**Element box rows**.
====

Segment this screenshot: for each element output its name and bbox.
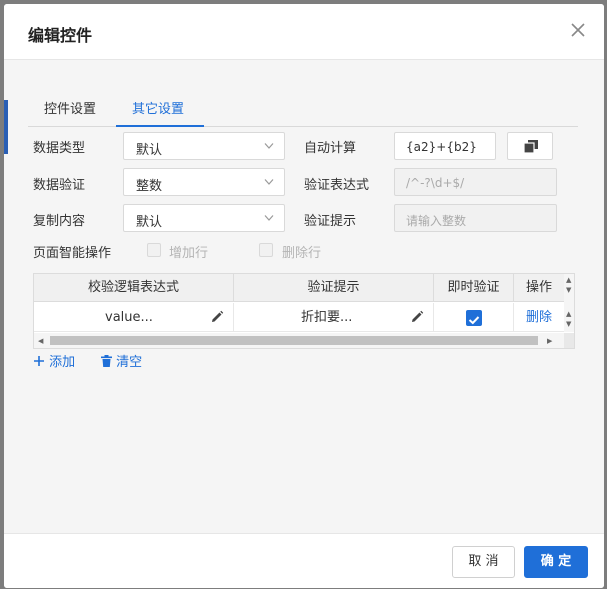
validate-tip-input[interactable]: 请输入整数 <box>394 204 557 232</box>
add-row-checkbox[interactable] <box>147 243 161 257</box>
delete-row-checkbox[interactable] <box>259 243 273 257</box>
plus-icon <box>34 356 44 366</box>
data-type-select[interactable]: 默认 <box>123 132 285 160</box>
column-header[interactable]: 即时验证 <box>434 274 514 302</box>
clear-button[interactable]: 清空 <box>101 351 142 370</box>
column-header[interactable]: 操作 <box>514 274 564 302</box>
scroll-down-icon[interactable]: ▼ <box>566 320 571 328</box>
data-type-value: 默认 <box>136 143 163 158</box>
action-cell: 删除 <box>514 303 564 332</box>
horizontal-scrollbar[interactable]: ◀ ▶ <box>34 333 564 348</box>
chevron-down-icon <box>264 143 274 149</box>
smart-ops-label: 页面智能操作 <box>33 246 112 261</box>
dialog-footer: 取 消 确 定 <box>4 533 604 588</box>
copy-content-label: 复制内容 <box>33 214 86 229</box>
validate-expr-label: 验证表达式 <box>304 178 370 193</box>
chevron-down-icon <box>264 179 274 185</box>
chevron-down-icon <box>264 215 274 221</box>
scrollbar-corner <box>564 333 574 348</box>
data-type-label: 数据类型 <box>33 141 86 156</box>
expr-cell[interactable]: value... <box>34 303 234 332</box>
data-validate-label: 数据验证 <box>33 178 86 193</box>
add-row-label: 增加行 <box>169 246 209 261</box>
ok-button[interactable]: 确 定 <box>524 546 588 578</box>
add-button[interactable]: 添加 <box>33 351 75 370</box>
vertical-scrollbar[interactable]: ▲ ▼ ▲ ▼ <box>564 274 574 332</box>
validate-expr-input[interactable]: /^-?\d+$/ <box>394 168 557 196</box>
close-icon[interactable] <box>568 20 588 40</box>
delete-row-link[interactable]: 删除 <box>526 310 552 325</box>
add-button-label: 添加 <box>49 355 76 370</box>
validate-tip-label: 验证提示 <box>304 214 357 229</box>
horizontal-scroll-thumb[interactable] <box>50 336 538 345</box>
clear-button-label: 清空 <box>116 355 143 370</box>
copy-content-value: 默认 <box>136 215 163 230</box>
copy-content-select[interactable]: 默认 <box>123 204 285 232</box>
scroll-down-icon[interactable]: ▼ <box>566 286 571 294</box>
dialog-header: 编辑控件 <box>4 4 604 60</box>
instant-cell <box>434 303 514 332</box>
pencil-icon[interactable] <box>210 310 224 324</box>
copy-button[interactable] <box>507 132 553 160</box>
tab-other-settings[interactable]: 其它设置 <box>132 98 184 127</box>
scroll-right-icon[interactable]: ▶ <box>547 337 552 345</box>
pencil-icon[interactable] <box>410 310 424 324</box>
data-validate-select[interactable]: 整数 <box>123 168 285 196</box>
check-icon <box>468 316 480 325</box>
table-row: value... 折扣要... 删除 <box>34 303 564 332</box>
auto-calc-label: 自动计算 <box>304 141 357 156</box>
background-strip <box>4 100 8 154</box>
tab-bar: 控件设置 其它设置 <box>28 92 578 127</box>
tab-control-settings[interactable]: 控件设置 <box>44 98 96 127</box>
edit-control-dialog: 编辑控件 控件设置 其它设置 数据类型 默认 自动计算 {a2}+{b2} 数据… <box>4 4 604 588</box>
grid-header: 校验逻辑表达式 验证提示 即时验证 操作 <box>34 274 564 302</box>
expr-cell-text: value... <box>105 310 153 325</box>
instant-validate-checkbox[interactable] <box>466 310 482 326</box>
scroll-left-icon[interactable]: ◀ <box>38 337 43 345</box>
column-header[interactable]: 校验逻辑表达式 <box>34 274 234 302</box>
auto-calc-input[interactable]: {a2}+{b2} <box>394 132 496 160</box>
tip-cell-text: 折扣要... <box>301 310 353 325</box>
scroll-up-icon[interactable]: ▲ <box>566 310 571 318</box>
scroll-up-icon[interactable]: ▲ <box>566 276 571 284</box>
copy-icon <box>524 140 538 153</box>
validation-grid: 校验逻辑表达式 验证提示 即时验证 操作 value... 折扣要... 删除 <box>33 273 575 349</box>
column-header[interactable]: 验证提示 <box>234 274 434 302</box>
tip-cell[interactable]: 折扣要... <box>234 303 434 332</box>
dialog-title: 编辑控件 <box>28 26 93 45</box>
data-validate-value: 整数 <box>136 179 163 194</box>
active-tab-indicator <box>116 125 204 127</box>
trash-icon <box>101 355 112 367</box>
delete-row-label: 删除行 <box>282 246 322 261</box>
cancel-button[interactable]: 取 消 <box>452 546 515 578</box>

====

**What is expected**. Update the rows above by replacing every "chevron-down-icon" with "dropdown-arrow-icon", changing nothing else. Leave out the pictures.

**Complete output**.
Segment this screenshot: for each element output its name and bbox.
validate-tip-input[interactable]: 请输入整数 <box>394 204 557 232</box>
add-row-checkbox[interactable] <box>147 243 161 257</box>
delete-row-checkbox[interactable] <box>259 243 273 257</box>
plus-icon <box>34 356 44 366</box>
data-type-select[interactable]: 默认 <box>123 132 285 160</box>
column-header[interactable]: 即时验证 <box>434 274 514 302</box>
clear-button[interactable]: 清空 <box>101 351 142 370</box>
column-header[interactable]: 操作 <box>514 274 564 302</box>
scroll-down-icon[interactable]: ▼ <box>566 320 571 328</box>
data-type-value: 默认 <box>136 143 163 158</box>
action-cell: 删除 <box>514 303 564 332</box>
horizontal-scrollbar[interactable]: ◀ ▶ <box>34 333 564 348</box>
dropdown-arrow-icon <box>264 143 274 149</box>
smart-ops-label: 页面智能操作 <box>33 246 112 261</box>
dialog-footer: 取 消 确 定 <box>4 533 604 588</box>
copy-content-label: 复制内容 <box>33 214 86 229</box>
validate-expr-label: 验证表达式 <box>304 178 370 193</box>
dropdown-arrow-icon <box>264 179 274 185</box>
dropdown-arrow-icon <box>264 215 274 221</box>
scrollbar-corner <box>564 333 574 348</box>
data-type-label: 数据类型 <box>33 141 86 156</box>
expr-cell[interactable]: value... <box>34 303 234 332</box>
data-validate-label: 数据验证 <box>33 178 86 193</box>
add-row-label: 增加行 <box>169 246 209 261</box>
ok-button[interactable]: 确 定 <box>524 546 588 578</box>
add-button[interactable]: 添加 <box>33 351 75 370</box>
vertical-scrollbar[interactable]: ▲ ▼ ▲ ▼ <box>564 274 574 332</box>
validate-expr-input[interactable]: /^-?\d+$/ <box>394 168 557 196</box>
close-icon[interactable] <box>568 20 588 40</box>
delete-row-link[interactable]: 删除 <box>526 310 552 325</box>
add-button-label: 添加 <box>49 355 76 370</box>
validate-tip-label: 验证提示 <box>304 214 357 229</box>
horizontal-scroll-thumb[interactable] <box>50 336 538 345</box>
clear-button-label: 清空 <box>116 355 143 370</box>
copy-content-value: 默认 <box>136 215 163 230</box>
copy-content-select[interactable]: 默认 <box>123 204 285 232</box>
scroll-down-icon[interactable]: ▼ <box>566 286 571 294</box>
dialog-header: 编辑控件 <box>4 4 604 60</box>
instant-cell <box>434 303 514 332</box>
pencil-icon[interactable] <box>210 310 224 324</box>
copy-button[interactable] <box>507 132 553 160</box>
tab-other-settings[interactable]: 其它设置 <box>132 98 184 127</box>
scroll-right-icon[interactable]: ▶ <box>547 337 552 345</box>
pencil-icon[interactable] <box>410 310 424 324</box>
data-validate-select[interactable]: 整数 <box>123 168 285 196</box>
check-icon <box>468 316 480 325</box>
table-row: value... 折扣要... 删除 <box>34 303 564 332</box>
auto-calc-label: 自动计算 <box>304 141 357 156</box>
background-strip <box>4 100 8 154</box>
tab-bar: 控件设置 其它设置 <box>28 92 578 127</box>
tab-control-settings[interactable]: 控件设置 <box>44 98 96 127</box>
edit-control-dialog: 编辑控件 控件设置 其它设置 数据类型 默认 自动计算 {a2}+{b2} 数据… <box>4 4 604 588</box>
grid-header: 校验逻辑表达式 验证提示 即时验证 操作 <box>34 274 564 302</box>
expr-cell-text: value... <box>105 310 153 325</box>
instant-validate-checkbox[interactable] <box>466 310 482 326</box>
scroll-left-icon[interactable]: ◀ <box>38 337 43 345</box>
column-header[interactable]: 校验逻辑表达式 <box>34 274 234 302</box>
auto-calc-input[interactable]: {a2}+{b2} <box>394 132 496 160</box>
tip-cell-text: 折扣要... <box>301 310 353 325</box>
scroll-up-icon[interactable]: ▲ <box>566 310 571 318</box>
scroll-up-icon[interactable]: ▲ <box>566 276 571 284</box>
copy-icon <box>524 140 538 153</box>
validation-grid: 校验逻辑表达式 验证提示 即时验证 操作 value... 折扣要... 删除 <box>33 273 575 349</box>
column-header[interactable]: 验证提示 <box>234 274 434 302</box>
tip-cell[interactable]: 折扣要... <box>234 303 434 332</box>
dialog-title: 编辑控件 <box>28 26 93 45</box>
data-validate-value: 整数 <box>136 179 163 194</box>
active-tab-indicator <box>116 125 204 127</box>
trash-icon <box>101 355 112 367</box>
delete-row-label: 删除行 <box>282 246 322 261</box>
cancel-button[interactable]: 取 消 <box>452 546 515 578</box>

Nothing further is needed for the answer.